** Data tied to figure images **
________________________

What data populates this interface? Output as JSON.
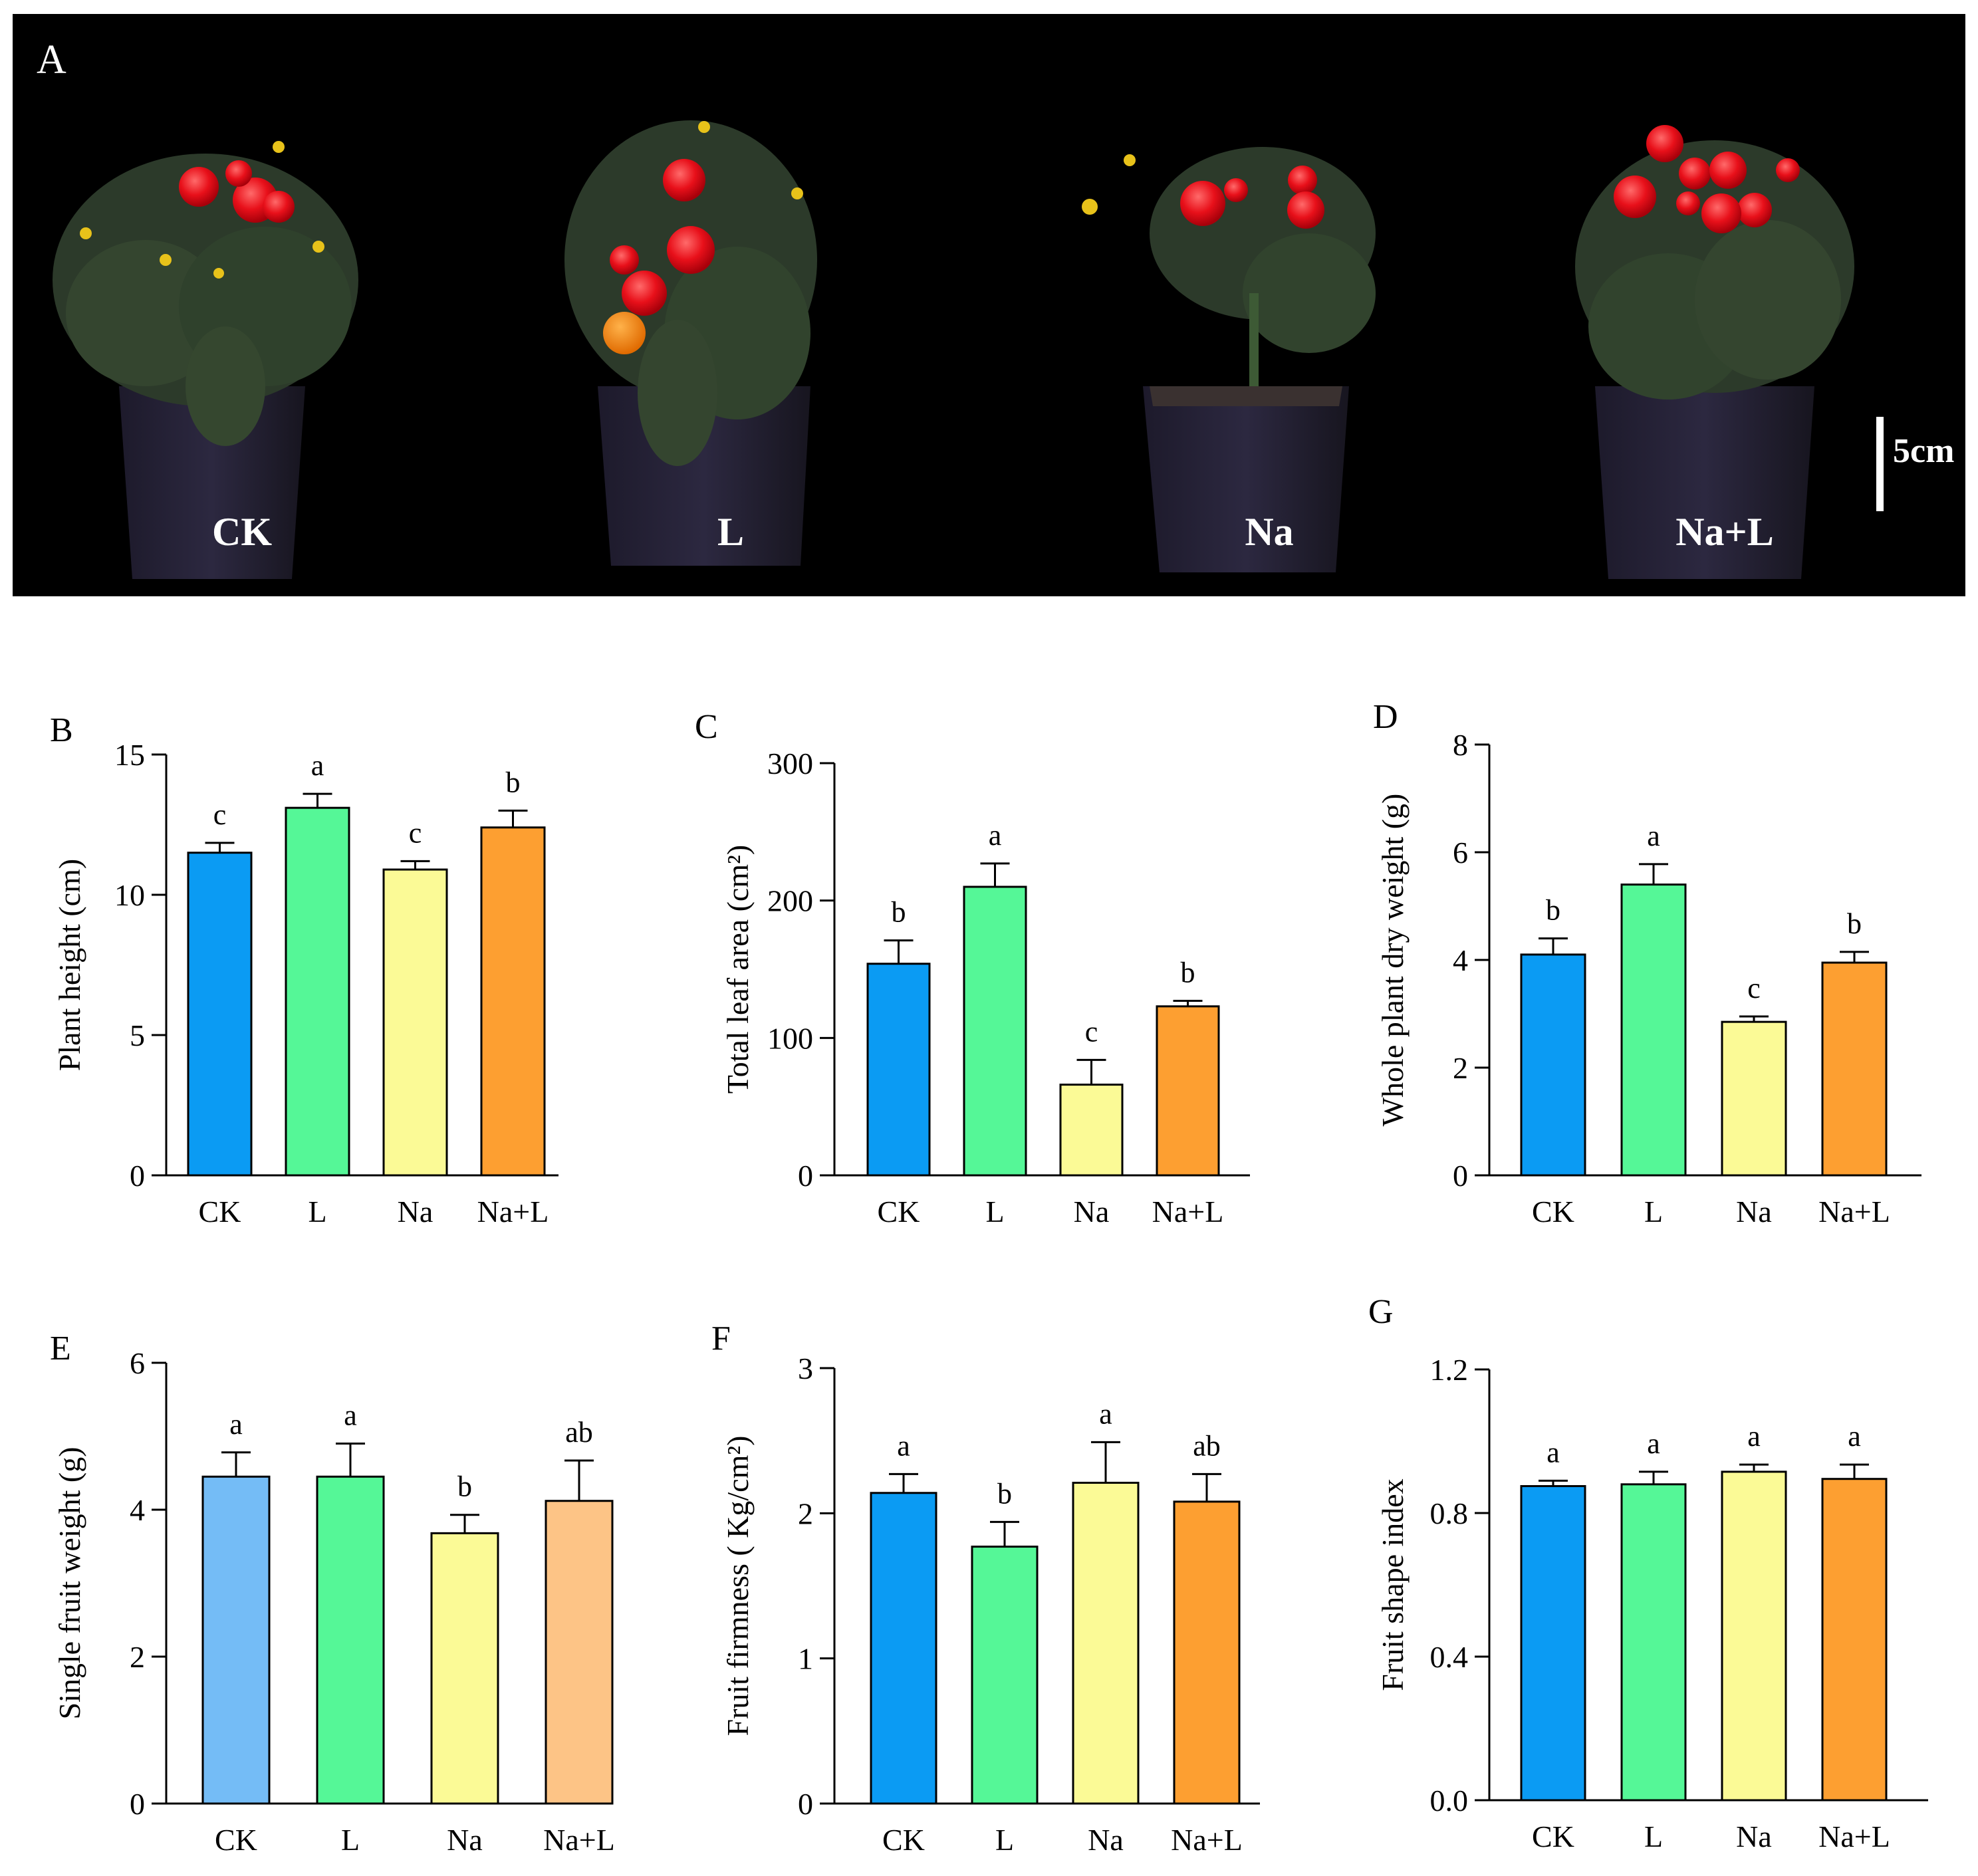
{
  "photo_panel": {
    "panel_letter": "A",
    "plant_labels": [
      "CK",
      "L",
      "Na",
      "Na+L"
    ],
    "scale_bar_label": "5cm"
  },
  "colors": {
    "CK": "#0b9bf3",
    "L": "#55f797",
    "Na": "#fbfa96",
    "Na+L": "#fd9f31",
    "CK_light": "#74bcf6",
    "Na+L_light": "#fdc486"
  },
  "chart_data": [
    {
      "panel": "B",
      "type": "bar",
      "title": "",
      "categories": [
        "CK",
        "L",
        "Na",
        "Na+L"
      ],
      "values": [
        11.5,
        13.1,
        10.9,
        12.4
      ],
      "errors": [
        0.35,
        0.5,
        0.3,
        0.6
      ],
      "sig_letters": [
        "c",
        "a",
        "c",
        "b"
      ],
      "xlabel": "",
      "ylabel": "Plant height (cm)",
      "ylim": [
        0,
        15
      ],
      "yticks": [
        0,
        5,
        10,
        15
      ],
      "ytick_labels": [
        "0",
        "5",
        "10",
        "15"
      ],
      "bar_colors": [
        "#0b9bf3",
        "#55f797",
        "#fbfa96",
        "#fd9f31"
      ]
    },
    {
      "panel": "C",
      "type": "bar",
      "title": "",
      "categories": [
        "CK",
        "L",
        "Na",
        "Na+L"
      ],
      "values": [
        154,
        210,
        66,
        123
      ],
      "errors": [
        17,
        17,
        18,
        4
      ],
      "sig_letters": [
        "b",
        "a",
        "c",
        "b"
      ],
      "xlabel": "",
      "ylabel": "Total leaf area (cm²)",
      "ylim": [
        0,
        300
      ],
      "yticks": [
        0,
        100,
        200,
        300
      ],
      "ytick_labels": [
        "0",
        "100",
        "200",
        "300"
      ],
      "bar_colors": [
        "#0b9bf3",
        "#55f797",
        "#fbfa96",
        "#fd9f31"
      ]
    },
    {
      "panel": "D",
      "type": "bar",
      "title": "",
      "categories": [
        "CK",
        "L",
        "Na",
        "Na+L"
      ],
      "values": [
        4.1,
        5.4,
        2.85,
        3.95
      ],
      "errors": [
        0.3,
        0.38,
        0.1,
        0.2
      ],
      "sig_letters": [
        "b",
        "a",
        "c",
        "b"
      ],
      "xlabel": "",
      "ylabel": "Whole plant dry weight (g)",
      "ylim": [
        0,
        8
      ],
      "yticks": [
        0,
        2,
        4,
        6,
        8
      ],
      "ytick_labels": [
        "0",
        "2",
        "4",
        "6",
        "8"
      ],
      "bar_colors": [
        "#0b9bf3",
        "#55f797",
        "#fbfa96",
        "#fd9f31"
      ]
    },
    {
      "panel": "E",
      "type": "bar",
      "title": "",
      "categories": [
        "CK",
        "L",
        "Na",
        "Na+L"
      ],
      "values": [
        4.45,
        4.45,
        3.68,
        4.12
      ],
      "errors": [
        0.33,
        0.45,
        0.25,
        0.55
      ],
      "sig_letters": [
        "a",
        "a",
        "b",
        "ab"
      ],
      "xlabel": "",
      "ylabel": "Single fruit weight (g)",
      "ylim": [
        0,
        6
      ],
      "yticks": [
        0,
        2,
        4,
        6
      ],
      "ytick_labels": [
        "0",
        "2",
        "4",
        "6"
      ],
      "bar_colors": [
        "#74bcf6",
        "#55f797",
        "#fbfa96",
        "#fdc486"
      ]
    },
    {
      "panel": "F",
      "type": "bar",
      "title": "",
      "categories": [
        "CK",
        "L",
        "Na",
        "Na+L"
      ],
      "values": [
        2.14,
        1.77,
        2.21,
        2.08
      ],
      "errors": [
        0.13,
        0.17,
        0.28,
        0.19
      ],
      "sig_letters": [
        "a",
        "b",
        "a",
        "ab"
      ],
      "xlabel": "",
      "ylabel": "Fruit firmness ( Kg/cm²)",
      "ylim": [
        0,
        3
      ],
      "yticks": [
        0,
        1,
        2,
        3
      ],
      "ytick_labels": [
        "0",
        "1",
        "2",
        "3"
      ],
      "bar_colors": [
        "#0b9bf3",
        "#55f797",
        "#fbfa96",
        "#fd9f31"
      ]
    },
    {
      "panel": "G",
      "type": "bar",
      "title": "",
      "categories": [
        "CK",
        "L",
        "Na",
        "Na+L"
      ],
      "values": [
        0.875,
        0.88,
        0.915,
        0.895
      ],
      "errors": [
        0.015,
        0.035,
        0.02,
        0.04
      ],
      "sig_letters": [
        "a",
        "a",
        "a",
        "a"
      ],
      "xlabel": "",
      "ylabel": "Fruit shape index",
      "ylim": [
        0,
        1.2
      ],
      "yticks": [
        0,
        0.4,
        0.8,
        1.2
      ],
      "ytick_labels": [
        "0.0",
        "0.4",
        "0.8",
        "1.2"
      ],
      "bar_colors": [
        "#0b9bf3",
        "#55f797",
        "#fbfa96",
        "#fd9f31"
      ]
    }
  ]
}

________________________

** SET PROBLEM **
Quote the entries above word for word. Leave the images out.

** CORRECT RESULT **
What data populates this interface? Output as JSON.
{
  "photo_panel": {
    "panel_letter": "A",
    "plant_labels": [
      "CK",
      "L",
      "Na",
      "Na+L"
    ],
    "scale_bar_label": "5cm"
  },
  "colors": {
    "CK": "#0b9bf3",
    "L": "#55f797",
    "Na": "#fbfa96",
    "Na+L": "#fd9f31",
    "CK_light": "#74bcf6",
    "Na+L_light": "#fdc486"
  },
  "chart_data": [
    {
      "panel": "B",
      "type": "bar",
      "title": "",
      "categories": [
        "CK",
        "L",
        "Na",
        "Na+L"
      ],
      "values": [
        11.5,
        13.1,
        10.9,
        12.4
      ],
      "errors": [
        0.35,
        0.5,
        0.3,
        0.6
      ],
      "sig_letters": [
        "c",
        "a",
        "c",
        "b"
      ],
      "xlabel": "",
      "ylabel": "Plant height (cm)",
      "ylim": [
        0,
        15
      ],
      "yticks": [
        0,
        5,
        10,
        15
      ],
      "ytick_labels": [
        "0",
        "5",
        "10",
        "15"
      ],
      "bar_colors": [
        "#0b9bf3",
        "#55f797",
        "#fbfa96",
        "#fd9f31"
      ]
    },
    {
      "panel": "C",
      "type": "bar",
      "title": "",
      "categories": [
        "CK",
        "L",
        "Na",
        "Na+L"
      ],
      "values": [
        154,
        210,
        66,
        123
      ],
      "errors": [
        17,
        17,
        18,
        4
      ],
      "sig_letters": [
        "b",
        "a",
        "c",
        "b"
      ],
      "xlabel": "",
      "ylabel": "Total leaf area (cm²)",
      "ylim": [
        0,
        300
      ],
      "yticks": [
        0,
        100,
        200,
        300
      ],
      "ytick_labels": [
        "0",
        "100",
        "200",
        "300"
      ],
      "bar_colors": [
        "#0b9bf3",
        "#55f797",
        "#fbfa96",
        "#fd9f31"
      ]
    },
    {
      "panel": "D",
      "type": "bar",
      "title": "",
      "categories": [
        "CK",
        "L",
        "Na",
        "Na+L"
      ],
      "values": [
        4.1,
        5.4,
        2.85,
        3.95
      ],
      "errors": [
        0.3,
        0.38,
        0.1,
        0.2
      ],
      "sig_letters": [
        "b",
        "a",
        "c",
        "b"
      ],
      "xlabel": "",
      "ylabel": "Whole plant dry weight (g)",
      "ylim": [
        0,
        8
      ],
      "yticks": [
        0,
        2,
        4,
        6,
        8
      ],
      "ytick_labels": [
        "0",
        "2",
        "4",
        "6",
        "8"
      ],
      "bar_colors": [
        "#0b9bf3",
        "#55f797",
        "#fbfa96",
        "#fd9f31"
      ]
    },
    {
      "panel": "E",
      "type": "bar",
      "title": "",
      "categories": [
        "CK",
        "L",
        "Na",
        "Na+L"
      ],
      "values": [
        4.45,
        4.45,
        3.68,
        4.12
      ],
      "errors": [
        0.33,
        0.45,
        0.25,
        0.55
      ],
      "sig_letters": [
        "a",
        "a",
        "b",
        "ab"
      ],
      "xlabel": "",
      "ylabel": "Single fruit weight (g)",
      "ylim": [
        0,
        6
      ],
      "yticks": [
        0,
        2,
        4,
        6
      ],
      "ytick_labels": [
        "0",
        "2",
        "4",
        "6"
      ],
      "bar_colors": [
        "#74bcf6",
        "#55f797",
        "#fbfa96",
        "#fdc486"
      ]
    },
    {
      "panel": "F",
      "type": "bar",
      "title": "",
      "categories": [
        "CK",
        "L",
        "Na",
        "Na+L"
      ],
      "values": [
        2.14,
        1.77,
        2.21,
        2.08
      ],
      "errors": [
        0.13,
        0.17,
        0.28,
        0.19
      ],
      "sig_letters": [
        "a",
        "b",
        "a",
        "ab"
      ],
      "xlabel": "",
      "ylabel": "Fruit firmness ( Kg/cm²)",
      "ylim": [
        0,
        3
      ],
      "yticks": [
        0,
        1,
        2,
        3
      ],
      "ytick_labels": [
        "0",
        "1",
        "2",
        "3"
      ],
      "bar_colors": [
        "#0b9bf3",
        "#55f797",
        "#fbfa96",
        "#fd9f31"
      ]
    },
    {
      "panel": "G",
      "type": "bar",
      "title": "",
      "categories": [
        "CK",
        "L",
        "Na",
        "Na+L"
      ],
      "values": [
        0.875,
        0.88,
        0.915,
        0.895
      ],
      "errors": [
        0.015,
        0.035,
        0.02,
        0.04
      ],
      "sig_letters": [
        "a",
        "a",
        "a",
        "a"
      ],
      "xlabel": "",
      "ylabel": "Fruit shape index",
      "ylim": [
        0,
        1.2
      ],
      "yticks": [
        0,
        0.4,
        0.8,
        1.2
      ],
      "ytick_labels": [
        "0.0",
        "0.4",
        "0.8",
        "1.2"
      ],
      "bar_colors": [
        "#0b9bf3",
        "#55f797",
        "#fbfa96",
        "#fd9f31"
      ]
    }
  ]
}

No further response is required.